··· Dataset excerpts ···
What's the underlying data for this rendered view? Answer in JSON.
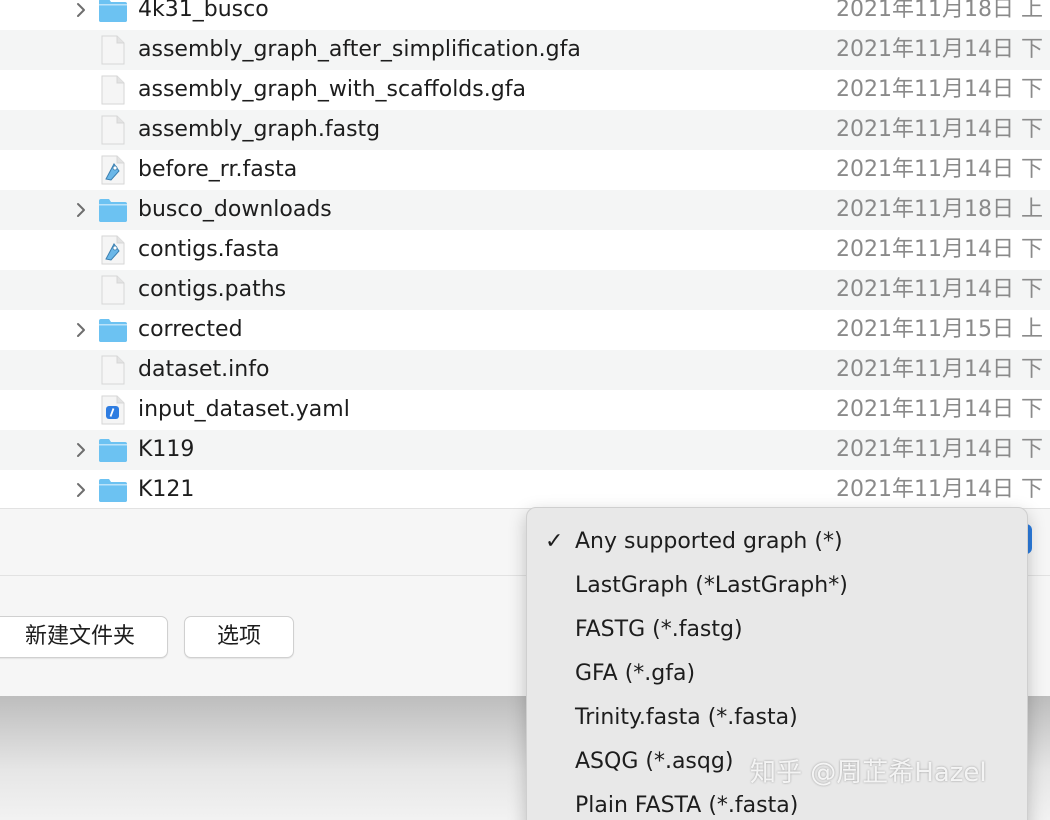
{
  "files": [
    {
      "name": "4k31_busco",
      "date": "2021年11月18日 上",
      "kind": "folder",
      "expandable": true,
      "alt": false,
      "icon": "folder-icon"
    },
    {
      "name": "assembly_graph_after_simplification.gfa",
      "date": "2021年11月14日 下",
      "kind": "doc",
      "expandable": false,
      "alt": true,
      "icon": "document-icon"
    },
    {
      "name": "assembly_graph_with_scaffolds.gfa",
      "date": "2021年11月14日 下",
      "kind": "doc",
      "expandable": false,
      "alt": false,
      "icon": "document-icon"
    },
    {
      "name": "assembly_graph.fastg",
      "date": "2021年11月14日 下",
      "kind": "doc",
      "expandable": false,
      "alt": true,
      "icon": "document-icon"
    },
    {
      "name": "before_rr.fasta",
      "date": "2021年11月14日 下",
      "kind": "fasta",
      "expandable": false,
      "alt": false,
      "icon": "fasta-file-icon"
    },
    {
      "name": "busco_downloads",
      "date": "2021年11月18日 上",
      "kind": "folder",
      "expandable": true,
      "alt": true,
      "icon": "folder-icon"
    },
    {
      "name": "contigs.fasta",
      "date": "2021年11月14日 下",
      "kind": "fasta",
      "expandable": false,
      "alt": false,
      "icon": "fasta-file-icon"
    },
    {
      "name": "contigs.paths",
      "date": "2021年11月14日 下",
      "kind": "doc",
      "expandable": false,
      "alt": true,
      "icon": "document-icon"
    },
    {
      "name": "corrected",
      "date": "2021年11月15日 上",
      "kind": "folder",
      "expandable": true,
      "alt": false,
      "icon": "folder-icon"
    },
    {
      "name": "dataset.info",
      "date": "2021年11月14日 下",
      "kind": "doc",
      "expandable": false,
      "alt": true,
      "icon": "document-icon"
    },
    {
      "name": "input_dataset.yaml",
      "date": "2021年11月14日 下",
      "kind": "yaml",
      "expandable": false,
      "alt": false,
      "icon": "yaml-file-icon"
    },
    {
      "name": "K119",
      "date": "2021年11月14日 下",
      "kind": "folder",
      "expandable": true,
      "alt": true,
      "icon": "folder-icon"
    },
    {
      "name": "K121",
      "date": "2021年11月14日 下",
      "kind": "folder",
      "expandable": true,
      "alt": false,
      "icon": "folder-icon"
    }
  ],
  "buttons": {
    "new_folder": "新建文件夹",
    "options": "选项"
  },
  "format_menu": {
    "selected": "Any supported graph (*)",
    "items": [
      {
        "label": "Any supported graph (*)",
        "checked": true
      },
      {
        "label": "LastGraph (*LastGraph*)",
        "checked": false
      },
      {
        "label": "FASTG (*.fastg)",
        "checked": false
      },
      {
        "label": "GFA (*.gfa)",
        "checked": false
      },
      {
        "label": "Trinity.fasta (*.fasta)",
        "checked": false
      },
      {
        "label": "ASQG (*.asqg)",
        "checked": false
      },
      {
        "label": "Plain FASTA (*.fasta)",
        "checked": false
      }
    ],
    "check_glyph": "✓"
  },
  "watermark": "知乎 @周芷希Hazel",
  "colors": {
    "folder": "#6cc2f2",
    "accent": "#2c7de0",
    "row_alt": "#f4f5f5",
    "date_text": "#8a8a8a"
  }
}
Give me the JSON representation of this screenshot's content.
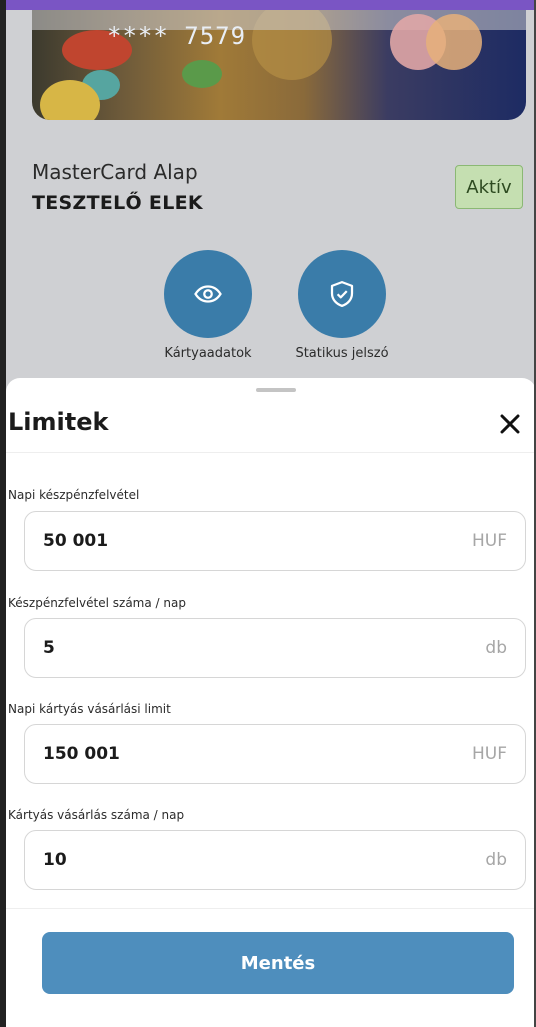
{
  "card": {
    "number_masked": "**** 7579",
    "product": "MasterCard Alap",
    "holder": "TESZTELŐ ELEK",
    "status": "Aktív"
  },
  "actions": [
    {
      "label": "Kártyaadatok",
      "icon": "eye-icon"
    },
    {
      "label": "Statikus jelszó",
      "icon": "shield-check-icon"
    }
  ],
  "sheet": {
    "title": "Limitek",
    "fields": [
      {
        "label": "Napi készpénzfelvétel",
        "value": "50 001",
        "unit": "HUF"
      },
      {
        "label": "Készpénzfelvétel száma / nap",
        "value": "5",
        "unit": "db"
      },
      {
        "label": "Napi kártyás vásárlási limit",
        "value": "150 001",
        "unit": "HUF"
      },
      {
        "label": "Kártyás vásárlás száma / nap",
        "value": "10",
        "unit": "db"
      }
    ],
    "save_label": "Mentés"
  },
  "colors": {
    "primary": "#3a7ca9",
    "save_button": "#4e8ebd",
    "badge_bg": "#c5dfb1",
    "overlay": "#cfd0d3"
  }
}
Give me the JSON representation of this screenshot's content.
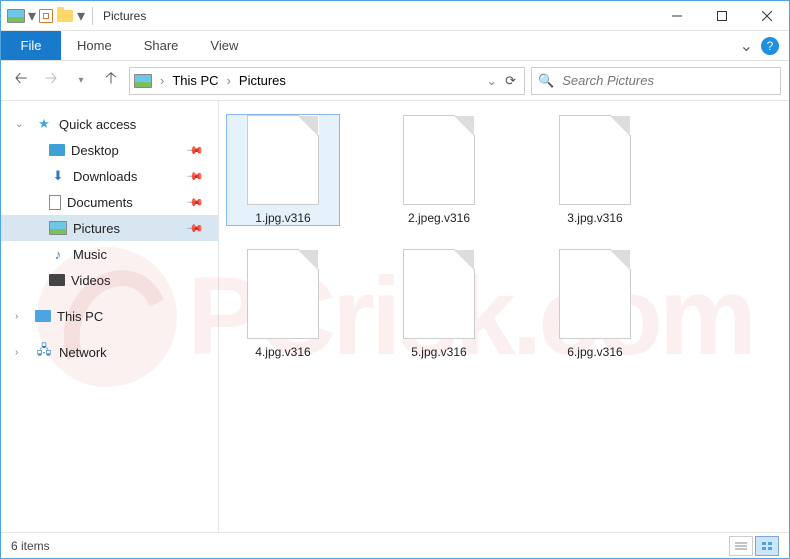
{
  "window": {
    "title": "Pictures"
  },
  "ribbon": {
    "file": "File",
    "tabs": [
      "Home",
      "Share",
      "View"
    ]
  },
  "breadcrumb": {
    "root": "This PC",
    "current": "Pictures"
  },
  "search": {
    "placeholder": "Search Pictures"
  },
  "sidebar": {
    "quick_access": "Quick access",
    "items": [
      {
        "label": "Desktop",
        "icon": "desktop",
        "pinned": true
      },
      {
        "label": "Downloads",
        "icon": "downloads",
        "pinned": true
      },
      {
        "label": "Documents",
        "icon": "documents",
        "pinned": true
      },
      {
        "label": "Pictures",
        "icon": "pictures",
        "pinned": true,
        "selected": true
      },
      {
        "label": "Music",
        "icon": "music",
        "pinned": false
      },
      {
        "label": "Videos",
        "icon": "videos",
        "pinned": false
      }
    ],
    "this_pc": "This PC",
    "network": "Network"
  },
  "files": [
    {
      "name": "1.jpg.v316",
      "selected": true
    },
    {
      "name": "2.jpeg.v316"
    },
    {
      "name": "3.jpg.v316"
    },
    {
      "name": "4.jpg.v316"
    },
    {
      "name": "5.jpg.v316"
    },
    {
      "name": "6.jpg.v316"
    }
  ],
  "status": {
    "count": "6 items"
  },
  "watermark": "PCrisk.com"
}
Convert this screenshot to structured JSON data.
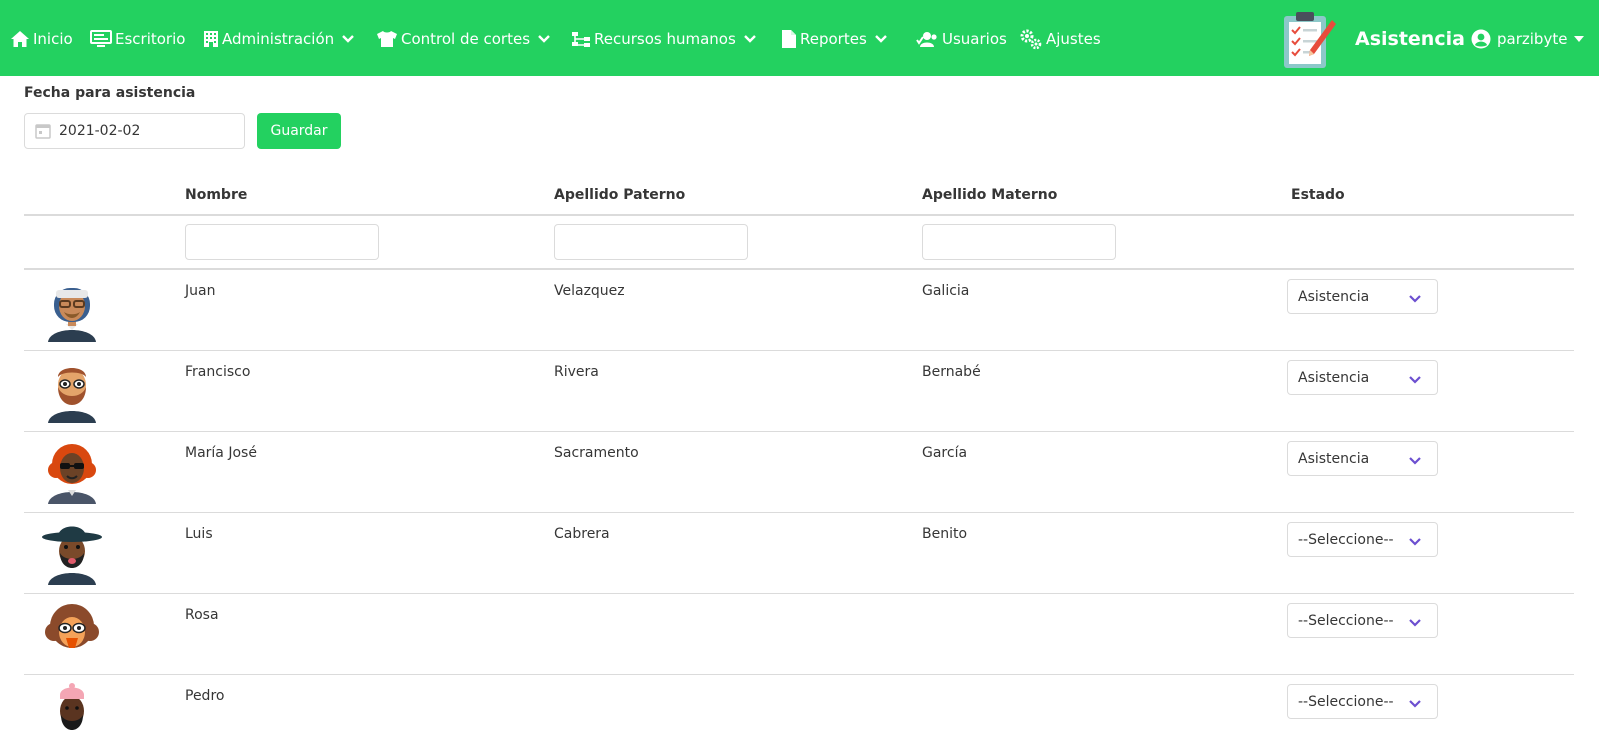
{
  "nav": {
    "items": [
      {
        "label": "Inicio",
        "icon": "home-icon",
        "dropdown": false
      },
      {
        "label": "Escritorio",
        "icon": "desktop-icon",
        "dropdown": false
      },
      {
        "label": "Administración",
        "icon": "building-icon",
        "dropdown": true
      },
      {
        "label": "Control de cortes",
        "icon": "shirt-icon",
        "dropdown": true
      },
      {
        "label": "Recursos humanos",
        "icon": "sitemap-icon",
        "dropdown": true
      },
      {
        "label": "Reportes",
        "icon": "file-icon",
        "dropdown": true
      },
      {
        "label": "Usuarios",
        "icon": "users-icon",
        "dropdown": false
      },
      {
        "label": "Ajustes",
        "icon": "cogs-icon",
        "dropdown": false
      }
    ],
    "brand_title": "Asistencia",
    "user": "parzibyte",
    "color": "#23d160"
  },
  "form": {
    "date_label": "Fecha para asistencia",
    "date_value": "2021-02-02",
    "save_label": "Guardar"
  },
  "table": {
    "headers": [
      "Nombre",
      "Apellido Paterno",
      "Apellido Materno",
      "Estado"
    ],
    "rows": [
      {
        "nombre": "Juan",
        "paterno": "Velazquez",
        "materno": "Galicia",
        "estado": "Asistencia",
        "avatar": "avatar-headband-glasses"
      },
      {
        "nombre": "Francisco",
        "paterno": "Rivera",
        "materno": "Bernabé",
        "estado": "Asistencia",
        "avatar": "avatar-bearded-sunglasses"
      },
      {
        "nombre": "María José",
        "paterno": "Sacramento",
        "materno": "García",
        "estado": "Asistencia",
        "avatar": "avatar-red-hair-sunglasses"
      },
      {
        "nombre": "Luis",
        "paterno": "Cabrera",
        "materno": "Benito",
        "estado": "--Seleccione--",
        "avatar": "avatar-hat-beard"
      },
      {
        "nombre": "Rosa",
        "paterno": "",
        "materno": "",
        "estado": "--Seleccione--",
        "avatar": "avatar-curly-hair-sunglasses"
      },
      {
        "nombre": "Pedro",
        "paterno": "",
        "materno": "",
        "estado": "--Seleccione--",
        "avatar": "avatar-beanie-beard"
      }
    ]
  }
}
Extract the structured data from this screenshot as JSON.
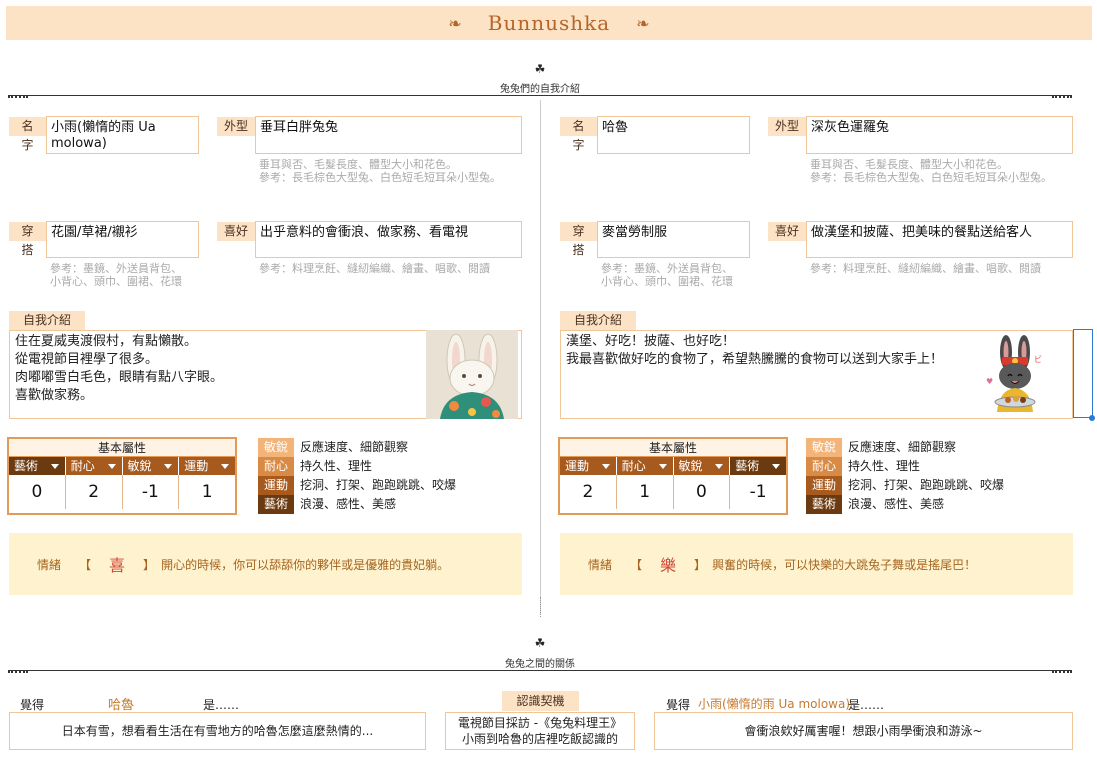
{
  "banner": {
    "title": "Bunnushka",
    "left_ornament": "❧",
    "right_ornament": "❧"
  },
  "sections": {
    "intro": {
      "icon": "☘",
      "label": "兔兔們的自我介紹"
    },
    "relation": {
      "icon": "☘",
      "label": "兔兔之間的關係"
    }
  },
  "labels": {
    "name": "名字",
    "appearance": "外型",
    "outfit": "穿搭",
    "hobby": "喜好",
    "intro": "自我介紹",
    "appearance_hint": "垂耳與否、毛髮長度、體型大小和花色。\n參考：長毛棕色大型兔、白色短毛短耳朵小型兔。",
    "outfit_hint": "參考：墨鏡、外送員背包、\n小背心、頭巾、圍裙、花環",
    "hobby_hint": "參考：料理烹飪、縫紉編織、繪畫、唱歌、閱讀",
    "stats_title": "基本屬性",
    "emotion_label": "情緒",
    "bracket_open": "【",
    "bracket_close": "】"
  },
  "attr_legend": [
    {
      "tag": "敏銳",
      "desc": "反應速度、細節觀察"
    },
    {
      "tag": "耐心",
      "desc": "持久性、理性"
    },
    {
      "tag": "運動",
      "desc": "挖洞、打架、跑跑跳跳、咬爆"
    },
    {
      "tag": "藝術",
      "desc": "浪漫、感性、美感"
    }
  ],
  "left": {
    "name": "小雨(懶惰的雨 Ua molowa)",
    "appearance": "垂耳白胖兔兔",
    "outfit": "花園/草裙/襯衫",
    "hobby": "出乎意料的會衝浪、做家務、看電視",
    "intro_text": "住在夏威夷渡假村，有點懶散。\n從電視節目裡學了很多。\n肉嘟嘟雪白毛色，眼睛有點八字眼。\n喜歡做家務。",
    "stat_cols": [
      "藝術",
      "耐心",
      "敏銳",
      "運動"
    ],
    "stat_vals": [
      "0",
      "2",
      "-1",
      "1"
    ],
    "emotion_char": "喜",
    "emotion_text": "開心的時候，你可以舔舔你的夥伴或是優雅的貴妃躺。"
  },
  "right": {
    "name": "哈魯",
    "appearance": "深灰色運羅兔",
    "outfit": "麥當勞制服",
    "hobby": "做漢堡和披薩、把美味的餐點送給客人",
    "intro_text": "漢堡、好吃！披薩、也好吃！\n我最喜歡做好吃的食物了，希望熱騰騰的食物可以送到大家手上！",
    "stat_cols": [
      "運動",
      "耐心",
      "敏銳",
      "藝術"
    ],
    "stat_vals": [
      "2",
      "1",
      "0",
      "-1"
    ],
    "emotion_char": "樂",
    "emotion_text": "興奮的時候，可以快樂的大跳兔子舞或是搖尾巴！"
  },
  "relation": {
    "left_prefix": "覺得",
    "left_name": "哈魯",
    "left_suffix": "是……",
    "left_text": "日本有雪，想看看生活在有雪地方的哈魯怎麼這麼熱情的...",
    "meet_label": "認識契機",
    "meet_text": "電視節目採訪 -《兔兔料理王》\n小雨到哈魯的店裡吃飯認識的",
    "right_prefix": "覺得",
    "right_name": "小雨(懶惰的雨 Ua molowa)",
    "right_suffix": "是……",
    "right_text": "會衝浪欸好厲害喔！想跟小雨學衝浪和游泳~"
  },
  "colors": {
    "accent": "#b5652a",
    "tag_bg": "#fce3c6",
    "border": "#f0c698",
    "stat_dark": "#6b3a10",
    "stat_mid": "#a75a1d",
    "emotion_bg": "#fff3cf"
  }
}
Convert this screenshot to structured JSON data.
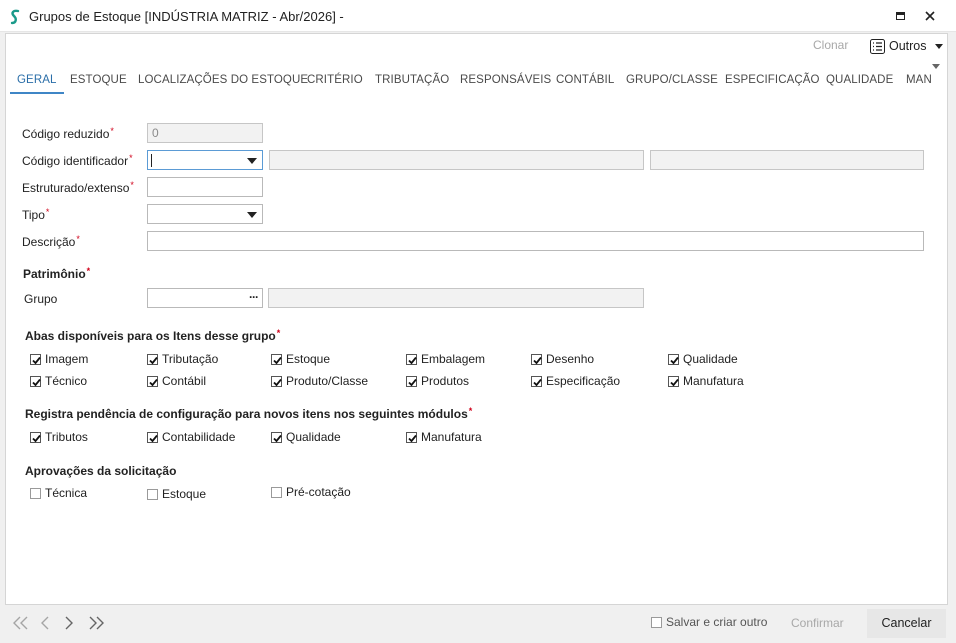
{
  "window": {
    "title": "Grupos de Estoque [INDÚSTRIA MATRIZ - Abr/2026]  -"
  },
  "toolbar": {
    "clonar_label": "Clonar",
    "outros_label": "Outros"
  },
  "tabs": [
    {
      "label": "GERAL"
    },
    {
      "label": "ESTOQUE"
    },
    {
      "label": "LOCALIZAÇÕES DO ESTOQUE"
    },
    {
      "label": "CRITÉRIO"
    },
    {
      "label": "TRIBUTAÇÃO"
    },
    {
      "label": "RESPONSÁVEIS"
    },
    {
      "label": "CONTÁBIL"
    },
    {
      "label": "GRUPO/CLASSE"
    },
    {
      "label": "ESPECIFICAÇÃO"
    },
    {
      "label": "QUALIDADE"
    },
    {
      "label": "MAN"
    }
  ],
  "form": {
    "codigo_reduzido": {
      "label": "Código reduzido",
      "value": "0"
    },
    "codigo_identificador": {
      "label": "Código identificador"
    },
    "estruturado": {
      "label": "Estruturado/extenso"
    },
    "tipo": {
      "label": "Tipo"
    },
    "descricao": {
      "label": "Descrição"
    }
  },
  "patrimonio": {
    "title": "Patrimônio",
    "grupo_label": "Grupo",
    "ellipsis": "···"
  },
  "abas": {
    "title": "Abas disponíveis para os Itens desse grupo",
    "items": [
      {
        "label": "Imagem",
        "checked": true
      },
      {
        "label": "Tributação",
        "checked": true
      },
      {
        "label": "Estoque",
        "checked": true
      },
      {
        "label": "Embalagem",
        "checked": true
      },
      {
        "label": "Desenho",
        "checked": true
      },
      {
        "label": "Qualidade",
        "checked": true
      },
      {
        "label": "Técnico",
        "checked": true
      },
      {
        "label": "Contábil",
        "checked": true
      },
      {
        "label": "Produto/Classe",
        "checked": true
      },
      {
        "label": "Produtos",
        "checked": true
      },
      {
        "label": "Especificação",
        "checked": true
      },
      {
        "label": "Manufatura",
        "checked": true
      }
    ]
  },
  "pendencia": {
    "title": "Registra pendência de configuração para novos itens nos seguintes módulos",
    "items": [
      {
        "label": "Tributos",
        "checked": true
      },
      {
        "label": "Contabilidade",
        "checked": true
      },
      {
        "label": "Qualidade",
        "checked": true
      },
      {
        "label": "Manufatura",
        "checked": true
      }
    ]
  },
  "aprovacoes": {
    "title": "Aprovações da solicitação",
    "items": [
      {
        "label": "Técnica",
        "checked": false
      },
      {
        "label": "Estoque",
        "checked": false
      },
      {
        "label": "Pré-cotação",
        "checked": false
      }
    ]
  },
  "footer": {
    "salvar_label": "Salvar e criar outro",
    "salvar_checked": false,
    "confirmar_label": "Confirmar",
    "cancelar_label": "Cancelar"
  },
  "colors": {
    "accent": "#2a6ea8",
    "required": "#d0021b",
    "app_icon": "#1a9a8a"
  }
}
···
* **Exercise brief**: From the data above, work out how many lines hold "fastg". Answer with the number alone.

* **Task solution**: 2